Copy all of the records below verbatim.

____________

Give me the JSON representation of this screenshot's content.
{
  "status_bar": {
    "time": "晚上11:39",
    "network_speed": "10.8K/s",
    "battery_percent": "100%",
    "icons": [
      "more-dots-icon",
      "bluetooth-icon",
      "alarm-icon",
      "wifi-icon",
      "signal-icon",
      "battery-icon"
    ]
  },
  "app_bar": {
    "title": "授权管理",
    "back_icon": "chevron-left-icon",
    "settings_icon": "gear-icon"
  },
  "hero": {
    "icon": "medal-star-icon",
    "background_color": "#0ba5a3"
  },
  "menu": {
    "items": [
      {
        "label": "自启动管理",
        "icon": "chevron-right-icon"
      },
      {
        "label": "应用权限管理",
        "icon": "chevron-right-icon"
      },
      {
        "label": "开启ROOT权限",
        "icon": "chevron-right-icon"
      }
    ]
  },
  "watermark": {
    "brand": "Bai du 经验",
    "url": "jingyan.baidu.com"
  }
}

____________

#### [EXERCISE OUTPUT]
Give me the JSON representation of this screenshot's content.
{
  "status_bar": {
    "time": "晚上11:39",
    "network_speed": "10.8K/s",
    "battery_percent": "100%",
    "icons": [
      "more-dots-icon",
      "bluetooth-icon",
      "alarm-icon",
      "wifi-icon",
      "signal-icon",
      "battery-icon"
    ]
  },
  "app_bar": {
    "title": "授权管理",
    "back_icon": "chevron-left-icon",
    "settings_icon": "gear-icon"
  },
  "hero": {
    "icon": "medal-star-icon",
    "background_color": "#0ba5a3"
  },
  "menu": {
    "items": [
      {
        "label": "自启动管理",
        "icon": "chevron-right-icon"
      },
      {
        "label": "应用权限管理",
        "icon": "chevron-right-icon"
      },
      {
        "label": "开启ROOT权限",
        "icon": "chevron-right-icon"
      }
    ]
  },
  "watermark": {
    "brand": "Bai du 经验",
    "url": "jingyan.baidu.com"
  }
}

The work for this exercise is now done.